Work to be completed: Set down the material below in full, matching it exactly.

Saved entries
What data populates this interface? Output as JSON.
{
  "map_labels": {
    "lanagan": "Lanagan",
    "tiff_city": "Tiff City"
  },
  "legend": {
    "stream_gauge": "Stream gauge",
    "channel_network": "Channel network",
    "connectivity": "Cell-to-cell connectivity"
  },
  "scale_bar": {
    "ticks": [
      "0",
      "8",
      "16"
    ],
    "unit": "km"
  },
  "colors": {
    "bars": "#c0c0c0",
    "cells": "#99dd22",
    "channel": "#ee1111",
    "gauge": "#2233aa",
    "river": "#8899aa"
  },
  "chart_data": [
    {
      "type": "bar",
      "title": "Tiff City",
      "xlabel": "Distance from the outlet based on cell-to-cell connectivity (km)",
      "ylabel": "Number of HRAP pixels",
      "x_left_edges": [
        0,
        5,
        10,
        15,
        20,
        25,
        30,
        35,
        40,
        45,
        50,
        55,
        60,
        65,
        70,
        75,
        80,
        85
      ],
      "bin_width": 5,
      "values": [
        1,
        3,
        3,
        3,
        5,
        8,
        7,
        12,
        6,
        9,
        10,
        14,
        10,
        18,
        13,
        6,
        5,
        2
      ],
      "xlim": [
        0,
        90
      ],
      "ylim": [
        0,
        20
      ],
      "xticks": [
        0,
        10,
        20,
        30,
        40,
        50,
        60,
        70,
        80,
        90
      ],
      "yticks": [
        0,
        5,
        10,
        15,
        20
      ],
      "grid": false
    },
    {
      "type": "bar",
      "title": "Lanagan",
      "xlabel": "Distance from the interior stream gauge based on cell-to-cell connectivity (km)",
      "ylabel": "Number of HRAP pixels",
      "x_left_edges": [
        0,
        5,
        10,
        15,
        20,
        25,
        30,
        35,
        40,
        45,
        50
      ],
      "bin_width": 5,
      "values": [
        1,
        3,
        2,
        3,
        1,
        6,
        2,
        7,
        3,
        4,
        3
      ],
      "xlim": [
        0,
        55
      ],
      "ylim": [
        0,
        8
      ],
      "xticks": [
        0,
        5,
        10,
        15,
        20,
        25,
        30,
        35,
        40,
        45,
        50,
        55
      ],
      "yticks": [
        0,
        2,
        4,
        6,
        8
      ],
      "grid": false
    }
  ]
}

Task result:
What data populates this interface? Output as JSON.
{
  "map_labels": {
    "lanagan": "Lanagan",
    "tiff_city": "Tiff City"
  },
  "legend": {
    "stream_gauge": "Stream gauge",
    "channel_network": "Channel network",
    "connectivity": "Cell-to-cell connectivity"
  },
  "scale_bar": {
    "ticks": [
      "0",
      "8",
      "16"
    ],
    "unit": "km"
  },
  "colors": {
    "bars": "#c0c0c0",
    "cells": "#99dd22",
    "channel": "#ee1111",
    "gauge": "#2233aa",
    "river": "#8899aa"
  },
  "chart_data": [
    {
      "type": "bar",
      "title": "Tiff City",
      "xlabel": "Distance from the outlet based on cell-to-cell connectivity (km)",
      "ylabel": "Number of HRAP pixels",
      "x_left_edges": [
        0,
        5,
        10,
        15,
        20,
        25,
        30,
        35,
        40,
        45,
        50,
        55,
        60,
        65,
        70,
        75,
        80,
        85
      ],
      "bin_width": 5,
      "values": [
        1,
        3,
        3,
        3,
        5,
        8,
        7,
        12,
        6,
        9,
        10,
        14,
        10,
        18,
        13,
        6,
        5,
        2
      ],
      "xlim": [
        0,
        90
      ],
      "ylim": [
        0,
        20
      ],
      "xticks": [
        0,
        10,
        20,
        30,
        40,
        50,
        60,
        70,
        80,
        90
      ],
      "yticks": [
        0,
        5,
        10,
        15,
        20
      ],
      "grid": false
    },
    {
      "type": "bar",
      "title": "Lanagan",
      "xlabel": "Distance from the interior stream gauge based on cell-to-cell connectivity (km)",
      "ylabel": "Number of HRAP pixels",
      "x_left_edges": [
        0,
        5,
        10,
        15,
        20,
        25,
        30,
        35,
        40,
        45,
        50
      ],
      "bin_width": 5,
      "values": [
        1,
        3,
        2,
        3,
        1,
        6,
        2,
        7,
        3,
        4,
        3
      ],
      "xlim": [
        0,
        55
      ],
      "ylim": [
        0,
        8
      ],
      "xticks": [
        0,
        5,
        10,
        15,
        20,
        25,
        30,
        35,
        40,
        45,
        50,
        55
      ],
      "yticks": [
        0,
        2,
        4,
        6,
        8
      ],
      "grid": false
    }
  ]
}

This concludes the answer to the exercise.